(Dataset entries)
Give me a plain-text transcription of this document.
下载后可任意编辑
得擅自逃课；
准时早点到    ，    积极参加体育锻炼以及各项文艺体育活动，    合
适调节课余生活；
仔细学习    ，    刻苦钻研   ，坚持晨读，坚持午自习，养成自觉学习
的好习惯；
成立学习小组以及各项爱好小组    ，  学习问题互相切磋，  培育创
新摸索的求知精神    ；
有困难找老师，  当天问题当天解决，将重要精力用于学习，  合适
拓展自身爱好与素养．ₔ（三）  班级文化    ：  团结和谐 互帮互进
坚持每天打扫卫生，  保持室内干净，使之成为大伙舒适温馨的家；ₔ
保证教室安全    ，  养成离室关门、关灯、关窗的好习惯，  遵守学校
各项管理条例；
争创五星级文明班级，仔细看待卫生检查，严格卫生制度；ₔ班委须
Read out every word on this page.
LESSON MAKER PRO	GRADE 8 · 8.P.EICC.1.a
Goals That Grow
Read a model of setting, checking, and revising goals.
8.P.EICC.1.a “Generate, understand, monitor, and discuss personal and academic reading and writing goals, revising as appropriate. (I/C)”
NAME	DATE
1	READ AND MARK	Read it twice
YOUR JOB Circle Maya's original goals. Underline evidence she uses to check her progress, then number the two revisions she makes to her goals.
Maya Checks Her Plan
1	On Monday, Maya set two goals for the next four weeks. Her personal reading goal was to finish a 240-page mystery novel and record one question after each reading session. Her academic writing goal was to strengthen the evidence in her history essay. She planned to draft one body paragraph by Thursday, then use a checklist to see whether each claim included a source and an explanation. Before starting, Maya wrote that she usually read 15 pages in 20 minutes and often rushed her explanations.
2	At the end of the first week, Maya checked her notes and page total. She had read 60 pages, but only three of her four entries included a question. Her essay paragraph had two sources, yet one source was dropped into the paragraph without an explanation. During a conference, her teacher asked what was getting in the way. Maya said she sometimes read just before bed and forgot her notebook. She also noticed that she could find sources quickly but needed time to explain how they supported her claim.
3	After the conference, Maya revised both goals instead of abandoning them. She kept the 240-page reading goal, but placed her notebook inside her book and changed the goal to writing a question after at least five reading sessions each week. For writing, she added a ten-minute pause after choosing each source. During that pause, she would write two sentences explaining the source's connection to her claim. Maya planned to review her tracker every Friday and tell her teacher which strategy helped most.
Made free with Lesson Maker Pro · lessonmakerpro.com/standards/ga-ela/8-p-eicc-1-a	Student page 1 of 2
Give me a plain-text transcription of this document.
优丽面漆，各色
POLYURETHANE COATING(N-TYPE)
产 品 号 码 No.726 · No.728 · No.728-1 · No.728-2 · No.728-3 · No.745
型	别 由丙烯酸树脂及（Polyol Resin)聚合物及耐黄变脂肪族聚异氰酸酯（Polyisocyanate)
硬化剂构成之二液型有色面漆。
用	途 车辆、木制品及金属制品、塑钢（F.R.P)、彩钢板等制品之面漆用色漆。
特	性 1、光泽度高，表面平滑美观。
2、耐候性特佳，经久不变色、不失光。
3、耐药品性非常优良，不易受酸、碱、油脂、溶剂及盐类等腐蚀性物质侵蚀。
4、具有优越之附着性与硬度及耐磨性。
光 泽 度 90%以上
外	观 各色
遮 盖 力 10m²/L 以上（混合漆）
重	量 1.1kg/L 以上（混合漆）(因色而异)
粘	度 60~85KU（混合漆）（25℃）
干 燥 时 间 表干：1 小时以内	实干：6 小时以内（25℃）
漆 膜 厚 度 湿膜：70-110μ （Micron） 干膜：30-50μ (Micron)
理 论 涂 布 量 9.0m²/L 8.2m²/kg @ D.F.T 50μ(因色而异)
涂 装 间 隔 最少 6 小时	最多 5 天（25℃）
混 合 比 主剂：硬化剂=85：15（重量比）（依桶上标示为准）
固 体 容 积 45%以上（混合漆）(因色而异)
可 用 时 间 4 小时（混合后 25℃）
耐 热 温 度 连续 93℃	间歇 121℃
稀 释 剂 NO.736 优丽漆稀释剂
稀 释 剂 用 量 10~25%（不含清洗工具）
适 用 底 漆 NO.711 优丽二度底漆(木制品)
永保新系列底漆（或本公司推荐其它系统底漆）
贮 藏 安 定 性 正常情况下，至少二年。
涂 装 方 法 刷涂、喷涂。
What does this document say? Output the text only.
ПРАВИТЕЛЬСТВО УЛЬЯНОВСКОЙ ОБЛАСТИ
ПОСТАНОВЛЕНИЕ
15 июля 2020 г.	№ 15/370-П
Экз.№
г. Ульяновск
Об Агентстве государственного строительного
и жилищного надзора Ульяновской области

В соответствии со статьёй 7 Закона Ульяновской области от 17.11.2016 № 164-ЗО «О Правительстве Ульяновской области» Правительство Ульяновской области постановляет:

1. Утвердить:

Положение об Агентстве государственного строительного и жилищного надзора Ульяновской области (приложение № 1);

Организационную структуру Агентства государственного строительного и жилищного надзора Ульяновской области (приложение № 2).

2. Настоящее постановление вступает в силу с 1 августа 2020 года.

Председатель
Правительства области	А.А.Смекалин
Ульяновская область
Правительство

→ Task goal:
Each line above that includes "因色而异" counts once; state the total and nothing more.

→ Result of the task:
3